Request — Repeat, exactly and in full, the lines of the listing below, but without any pictures.

[Stored entries]
--- BEGIN ---
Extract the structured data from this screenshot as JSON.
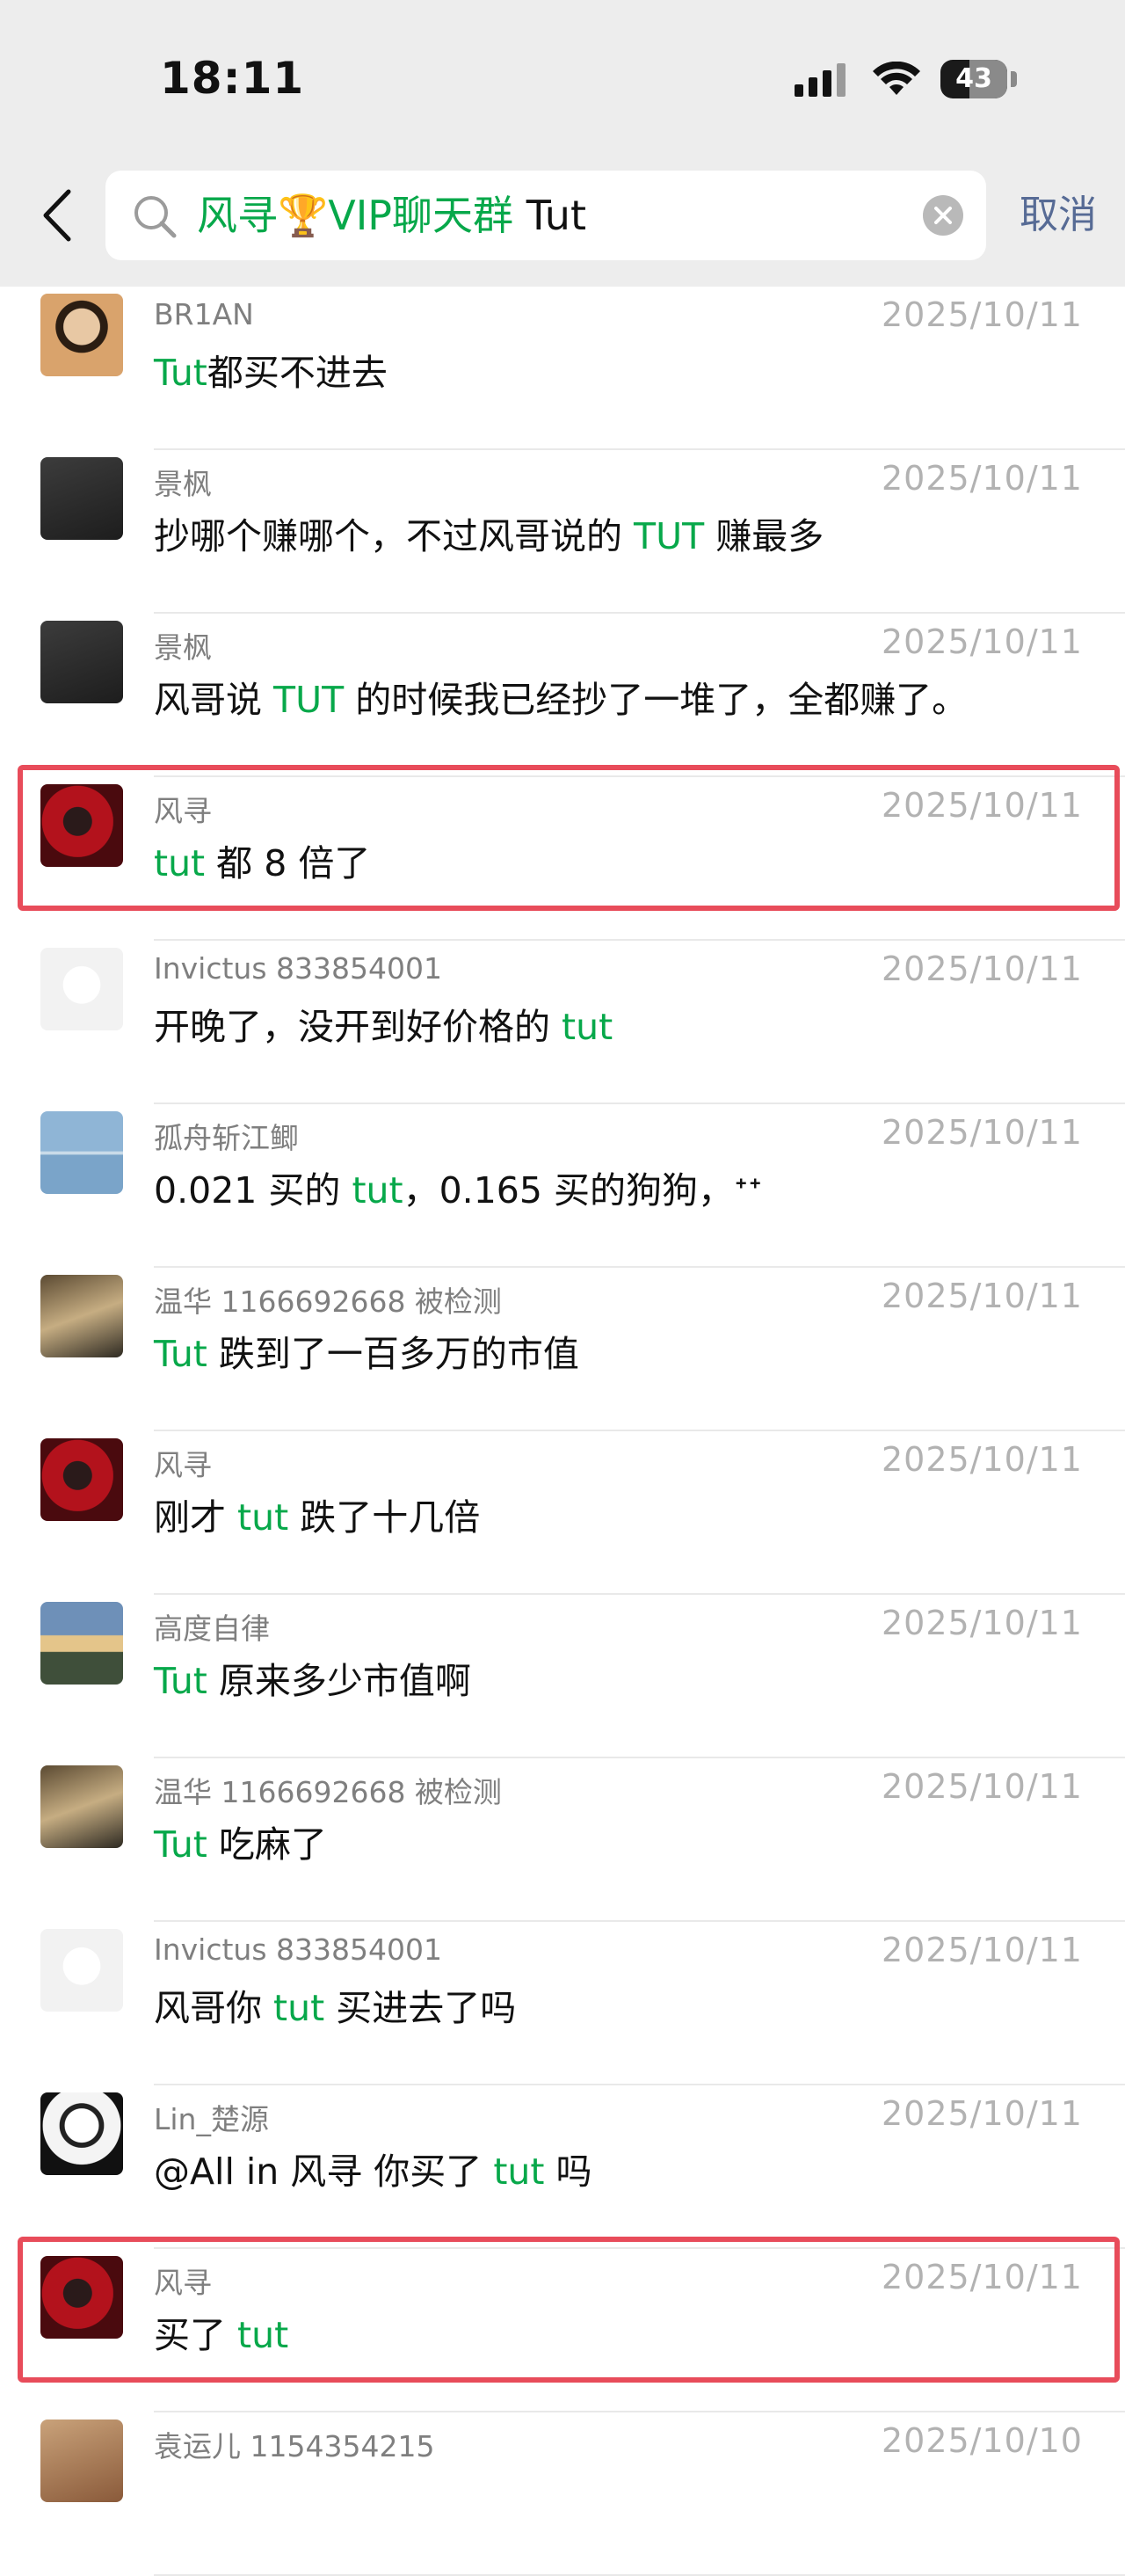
{
  "status": {
    "time": "18:11",
    "battery": "43"
  },
  "header": {
    "search_chat": "风寻🏆VIP聊天群",
    "search_term": "Tut",
    "cancel_label": "取消"
  },
  "results": [
    {
      "sender": "BR1AN",
      "date": "2025/10/11",
      "parts": [
        {
          "t": "Tut",
          "h": true
        },
        {
          "t": "都买不进去",
          "h": false
        }
      ]
    },
    {
      "sender": "景枫",
      "date": "2025/10/11",
      "parts": [
        {
          "t": "抄哪个赚哪个，不过风哥说的 ",
          "h": false
        },
        {
          "t": "TUT",
          "h": true
        },
        {
          "t": " 赚最多",
          "h": false
        }
      ]
    },
    {
      "sender": "景枫",
      "date": "2025/10/11",
      "parts": [
        {
          "t": "风哥说 ",
          "h": false
        },
        {
          "t": "TUT",
          "h": true
        },
        {
          "t": " 的时候我已经抄了一堆了，全都赚了。",
          "h": false
        }
      ]
    },
    {
      "sender": "风寻",
      "date": "2025/10/11",
      "parts": [
        {
          "t": "tut",
          "h": true
        },
        {
          "t": " 都 8 倍了",
          "h": false
        }
      ]
    },
    {
      "sender": "Invictus 833854001",
      "date": "2025/10/11",
      "parts": [
        {
          "t": "开晚了，没开到好价格的 ",
          "h": false
        },
        {
          "t": "tut",
          "h": true
        }
      ]
    },
    {
      "sender": "孤舟斩江鲫",
      "date": "2025/10/11",
      "parts": [
        {
          "t": "0.021 买的 ",
          "h": false
        },
        {
          "t": "tut",
          "h": true
        },
        {
          "t": "，0.165 买的狗狗，ᐩᐩ",
          "h": false
        }
      ]
    },
    {
      "sender": "温华 1166692668 被检测",
      "date": "2025/10/11",
      "parts": [
        {
          "t": "Tut",
          "h": true
        },
        {
          "t": " 跌到了一百多万的市值",
          "h": false
        }
      ]
    },
    {
      "sender": "风寻",
      "date": "2025/10/11",
      "parts": [
        {
          "t": "刚才 ",
          "h": false
        },
        {
          "t": "tut",
          "h": true
        },
        {
          "t": " 跌了十几倍",
          "h": false
        }
      ]
    },
    {
      "sender": "高度自律",
      "date": "2025/10/11",
      "parts": [
        {
          "t": "Tut",
          "h": true
        },
        {
          "t": " 原来多少市值啊",
          "h": false
        }
      ]
    },
    {
      "sender": "温华 1166692668 被检测",
      "date": "2025/10/11",
      "parts": [
        {
          "t": "Tut",
          "h": true
        },
        {
          "t": " 吃麻了",
          "h": false
        }
      ]
    },
    {
      "sender": "Invictus 833854001",
      "date": "2025/10/11",
      "parts": [
        {
          "t": "风哥你 ",
          "h": false
        },
        {
          "t": "tut",
          "h": true
        },
        {
          "t": " 买进去了吗",
          "h": false
        }
      ]
    },
    {
      "sender": "Lin_楚源",
      "date": "2025/10/11",
      "parts": [
        {
          "t": "@All in 风寻 你买了 ",
          "h": false
        },
        {
          "t": "tut",
          "h": true
        },
        {
          "t": " 吗",
          "h": false
        }
      ]
    },
    {
      "sender": "风寻",
      "date": "2025/10/11",
      "parts": [
        {
          "t": "买了 ",
          "h": false
        },
        {
          "t": "tut",
          "h": true
        }
      ]
    },
    {
      "sender": "袁运儿 1154354215",
      "date": "2025/10/10",
      "parts": []
    }
  ],
  "highlighted_rows": [
    3,
    12
  ],
  "colors": {
    "highlight_text": "#07a84a",
    "annotation_box": "#e84c5a",
    "cancel_link": "#576b95"
  },
  "icons": [
    "back-chevron-icon",
    "search-icon",
    "clear-icon",
    "signal-icon",
    "wifi-icon",
    "battery-icon"
  ]
}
--- END ---
Full answer —
Extract the structured data from this screenshot as JSON.
{
  "status": {
    "time": "18:11",
    "battery": "43"
  },
  "header": {
    "search_chat": "风寻🏆VIP聊天群",
    "search_term": "Tut",
    "cancel_label": "取消"
  },
  "results": [
    {
      "sender": "BR1AN",
      "date": "2025/10/11",
      "parts": [
        {
          "t": "Tut",
          "h": true
        },
        {
          "t": "都买不进去",
          "h": false
        }
      ]
    },
    {
      "sender": "景枫",
      "date": "2025/10/11",
      "parts": [
        {
          "t": "抄哪个赚哪个，不过风哥说的 ",
          "h": false
        },
        {
          "t": "TUT",
          "h": true
        },
        {
          "t": " 赚最多",
          "h": false
        }
      ]
    },
    {
      "sender": "景枫",
      "date": "2025/10/11",
      "parts": [
        {
          "t": "风哥说 ",
          "h": false
        },
        {
          "t": "TUT",
          "h": true
        },
        {
          "t": " 的时候我已经抄了一堆了，全都赚了。",
          "h": false
        }
      ]
    },
    {
      "sender": "风寻",
      "date": "2025/10/11",
      "parts": [
        {
          "t": "tut",
          "h": true
        },
        {
          "t": " 都 8 倍了",
          "h": false
        }
      ]
    },
    {
      "sender": "Invictus 833854001",
      "date": "2025/10/11",
      "parts": [
        {
          "t": "开晚了，没开到好价格的 ",
          "h": false
        },
        {
          "t": "tut",
          "h": true
        }
      ]
    },
    {
      "sender": "孤舟斩江鲫",
      "date": "2025/10/11",
      "parts": [
        {
          "t": "0.021 买的 ",
          "h": false
        },
        {
          "t": "tut",
          "h": true
        },
        {
          "t": "，0.165 买的狗狗，ᐩᐩ",
          "h": false
        }
      ]
    },
    {
      "sender": "温华 1166692668 被检测",
      "date": "2025/10/11",
      "parts": [
        {
          "t": "Tut",
          "h": true
        },
        {
          "t": " 跌到了一百多万的市值",
          "h": false
        }
      ]
    },
    {
      "sender": "风寻",
      "date": "2025/10/11",
      "parts": [
        {
          "t": "刚才 ",
          "h": false
        },
        {
          "t": "tut",
          "h": true
        },
        {
          "t": " 跌了十几倍",
          "h": false
        }
      ]
    },
    {
      "sender": "高度自律",
      "date": "2025/10/11",
      "parts": [
        {
          "t": "Tut",
          "h": true
        },
        {
          "t": " 原来多少市值啊",
          "h": false
        }
      ]
    },
    {
      "sender": "温华 1166692668 被检测",
      "date": "2025/10/11",
      "parts": [
        {
          "t": "Tut",
          "h": true
        },
        {
          "t": " 吃麻了",
          "h": false
        }
      ]
    },
    {
      "sender": "Invictus 833854001",
      "date": "2025/10/11",
      "parts": [
        {
          "t": "风哥你 ",
          "h": false
        },
        {
          "t": "tut",
          "h": true
        },
        {
          "t": " 买进去了吗",
          "h": false
        }
      ]
    },
    {
      "sender": "Lin_楚源",
      "date": "2025/10/11",
      "parts": [
        {
          "t": "@All in 风寻 你买了 ",
          "h": false
        },
        {
          "t": "tut",
          "h": true
        },
        {
          "t": " 吗",
          "h": false
        }
      ]
    },
    {
      "sender": "风寻",
      "date": "2025/10/11",
      "parts": [
        {
          "t": "买了 ",
          "h": false
        },
        {
          "t": "tut",
          "h": true
        }
      ]
    },
    {
      "sender": "袁运儿 1154354215",
      "date": "2025/10/10",
      "parts": []
    }
  ],
  "highlighted_rows": [
    3,
    12
  ],
  "colors": {
    "highlight_text": "#07a84a",
    "annotation_box": "#e84c5a",
    "cancel_link": "#576b95"
  },
  "icons": [
    "back-chevron-icon",
    "search-icon",
    "clear-icon",
    "signal-icon",
    "wifi-icon",
    "battery-icon"
  ]
}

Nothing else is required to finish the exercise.